◆ Task details
According to the text about Chernikhov below, which of his surviving designs is named?

** Start Text extract **

In the first of the books, Osnovy sovremennoi arkhitektury he was already anticipating the appearance of several great skyscrapers of the future: the Palace of the Soviets (1932), the Moscow University building on Vorob’yovye (Sparrow) Hills (1955).

The 101 Architectural Fantasies, a very fine example of colour printing, was perhaps the last avant-garde art book to be published in Russia during the Stalinist era. Its remarkable designs uncannily predict the architecture of the later 20th century. However his unusual ideas meant that Chernikhov was distrusted by the regime. Although he continued work as a teacher and held a number of one-man shows, few of his designs were built and very few appear to have survived. Amongst the latter is the tower of the 'Red Nailer' factory in St. Petersburg.

Chernikhov also produced a number of richly designed architectural fantasies of historic architecture, which were never exhibited in his lifetime. A book on 'The Construction of Letter Forms' containing some of his typographical designs, was published after his death, in 1959.

Chernikhov was a tireless advocate for the importance of literacy in graphics. He believed that competency in representational skills — descriptive geometry, and drawing — was as necessary for every person as the ordinary skills of literacy. In addition to his very productive studio work, Chernikhov taught 
in the system of special workers’ classes (rabfak), was on the faculty of the architecture and construction departments of several institutions of higher learning, and developed a methodology for training students quickly and effectively in the fundamentals of graphics.

** End Text extract **
** Start Source material **

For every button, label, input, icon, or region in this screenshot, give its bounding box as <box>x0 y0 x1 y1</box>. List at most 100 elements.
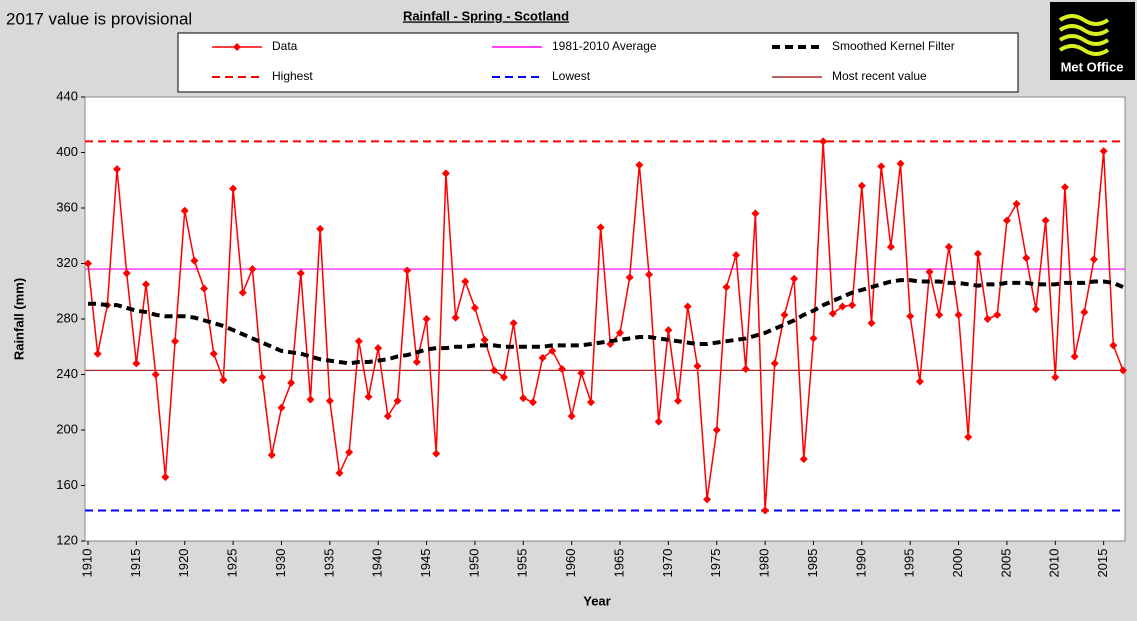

** End Source material **

◆ Solution for this task
The tower of the 'Red Nailer' factory in St. Petersburg.